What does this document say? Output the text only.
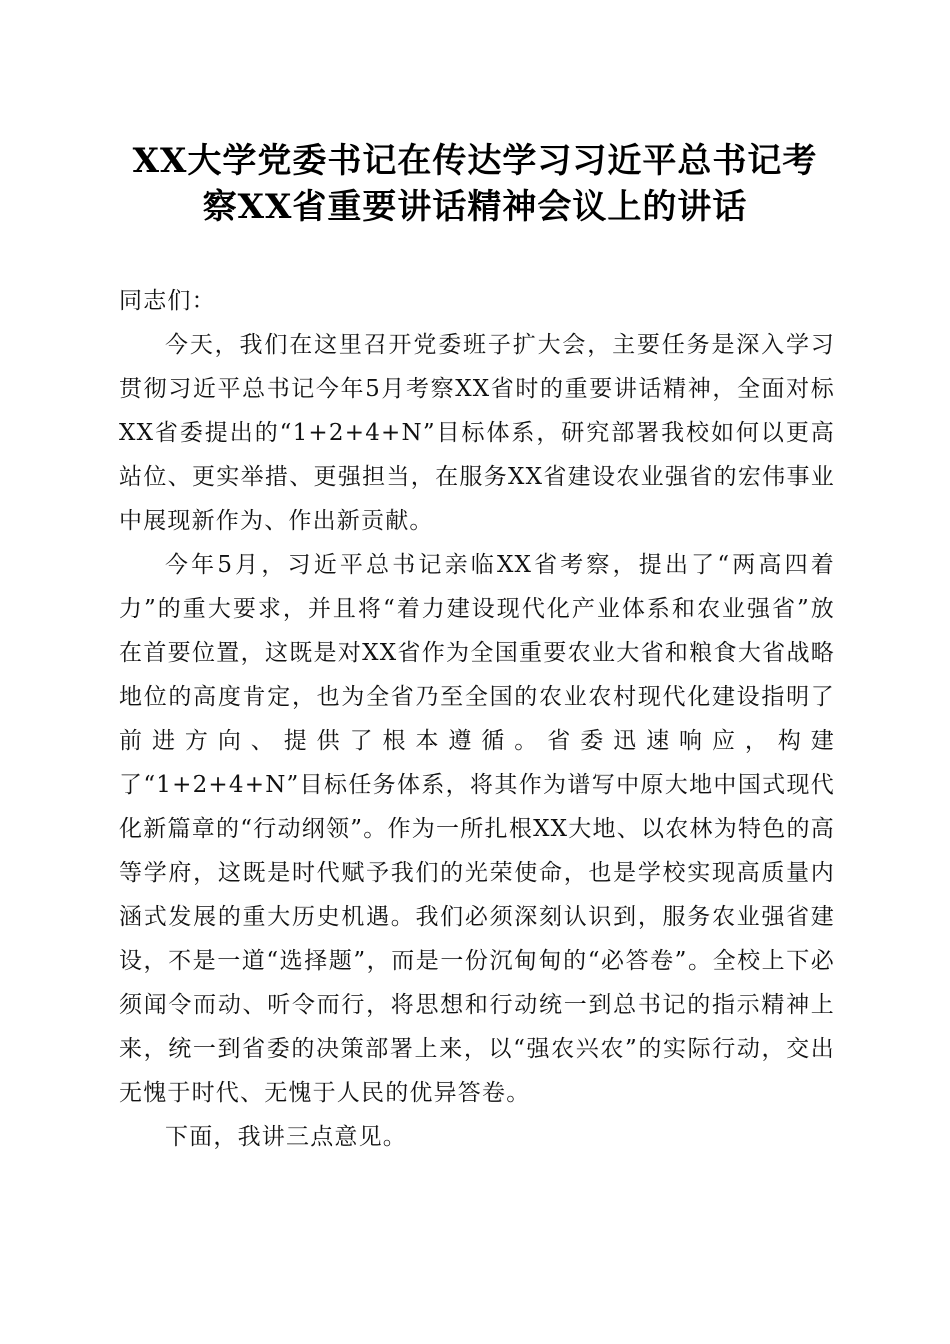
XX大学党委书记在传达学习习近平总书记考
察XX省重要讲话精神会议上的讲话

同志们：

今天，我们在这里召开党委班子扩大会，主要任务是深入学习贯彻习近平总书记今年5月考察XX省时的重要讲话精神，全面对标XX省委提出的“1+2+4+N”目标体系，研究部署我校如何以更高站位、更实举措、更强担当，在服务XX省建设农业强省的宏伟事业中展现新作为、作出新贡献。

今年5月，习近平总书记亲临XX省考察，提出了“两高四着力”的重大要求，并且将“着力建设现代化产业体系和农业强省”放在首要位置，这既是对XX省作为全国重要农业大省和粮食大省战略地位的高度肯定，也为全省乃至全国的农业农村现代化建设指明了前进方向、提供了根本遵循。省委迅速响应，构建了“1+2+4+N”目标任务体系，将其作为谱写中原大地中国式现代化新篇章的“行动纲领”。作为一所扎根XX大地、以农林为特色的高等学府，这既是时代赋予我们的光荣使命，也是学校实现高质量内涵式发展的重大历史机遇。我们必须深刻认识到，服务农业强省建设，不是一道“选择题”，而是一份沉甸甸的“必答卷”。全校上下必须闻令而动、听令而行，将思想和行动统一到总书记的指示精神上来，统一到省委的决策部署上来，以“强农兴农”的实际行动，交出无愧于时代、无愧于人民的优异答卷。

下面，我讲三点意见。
= = = = =
Exercise brief >> Repeat all the data as it stands, dropping any images it holds.

Solved exercise >>
What does this document say? Output the text only.
XX大学党委书记在传达学习习近平总书记考
察XX省重要讲话精神会议上的讲话

同志们：

今天，我们在这里召开党委班子扩大会，主要任务是深入学习贯彻习近平总书记今年5月考察XX省时的重要讲话精神，全面对标XX省委提出的“1+2+4+N”目标体系，研究部署我校如何以更高站位、更实举措、更强担当，在服务XX省建设农业强省的宏伟事业中展现新作为、作出新贡献。

今年5月，习近平总书记亲临XX省考察，提出了“两高四着力”的重大要求，并且将“着力建设现代化产业体系和农业强省”放在首要位置，这既是对XX省作为全国重要农业大省和粮食大省战略地位的高度肯定，也为全省乃至全国的农业农村现代化建设指明了前进方向、提供了根本遵循。省委迅速响应，构建了“1+2+4+N”目标任务体系，将其作为谱写中原大地中国式现代化新篇章的“行动纲领”。作为一所扎根XX大地、以农林为特色的高等学府，这既是时代赋予我们的光荣使命，也是学校实现高质量内涵式发展的重大历史机遇。我们必须深刻认识到，服务农业强省建设，不是一道“选择题”，而是一份沉甸甸的“必答卷”。全校上下必须闻令而动、听令而行，将思想和行动统一到总书记的指示精神上来，统一到省委的决策部署上来，以“强农兴农”的实际行动，交出无愧于时代、无愧于人民的优异答卷。

下面，我讲三点意见。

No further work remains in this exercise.